- _OBJECTIVE_: Your task is to repeat the entries exactly. Leave the pictures out.

Data entries

========================

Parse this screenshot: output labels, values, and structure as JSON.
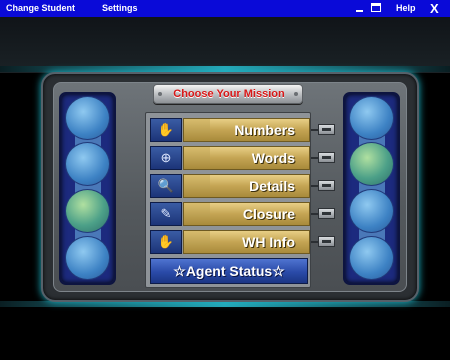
{
  "menubar": {
    "change_student": "Change Student",
    "settings": "Settings",
    "help": "Help",
    "close": "X"
  },
  "title": "Choose Your Mission",
  "missions": [
    {
      "label": "Numbers",
      "icon": "numbers-icon",
      "glyph": "✋"
    },
    {
      "label": "Words",
      "icon": "words-icon",
      "glyph": "⊕"
    },
    {
      "label": "Details",
      "icon": "magnifier-icon",
      "glyph": "🔍"
    },
    {
      "label": "Closure",
      "icon": "closure-icon",
      "glyph": "✎"
    },
    {
      "label": "WH Info",
      "icon": "wh-info-icon",
      "glyph": "✋"
    }
  ],
  "agent_status": "☆Agent Status☆",
  "colors": {
    "menubar": "#0a0ad8",
    "label_gold": "#c4a453",
    "agent_blue": "#2a4aa8",
    "title_red": "#d81818",
    "teal_glow": "#27a7b7"
  }
}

========================

- _FINAL RESULT_:
Parse this screenshot: output labels, values, and structure as JSON.
{
  "menubar": {
    "change_student": "Change Student",
    "settings": "Settings",
    "help": "Help",
    "close": "X"
  },
  "title": "Choose Your Mission",
  "missions": [
    {
      "label": "Numbers",
      "icon": "numbers-icon",
      "glyph": "✋"
    },
    {
      "label": "Words",
      "icon": "words-icon",
      "glyph": "⊕"
    },
    {
      "label": "Details",
      "icon": "magnifier-icon",
      "glyph": "🔍"
    },
    {
      "label": "Closure",
      "icon": "closure-icon",
      "glyph": "✎"
    },
    {
      "label": "WH Info",
      "icon": "wh-info-icon",
      "glyph": "✋"
    }
  ],
  "agent_status": "☆Agent Status☆",
  "colors": {
    "menubar": "#0a0ad8",
    "label_gold": "#c4a453",
    "agent_blue": "#2a4aa8",
    "title_red": "#d81818",
    "teal_glow": "#27a7b7"
  }
}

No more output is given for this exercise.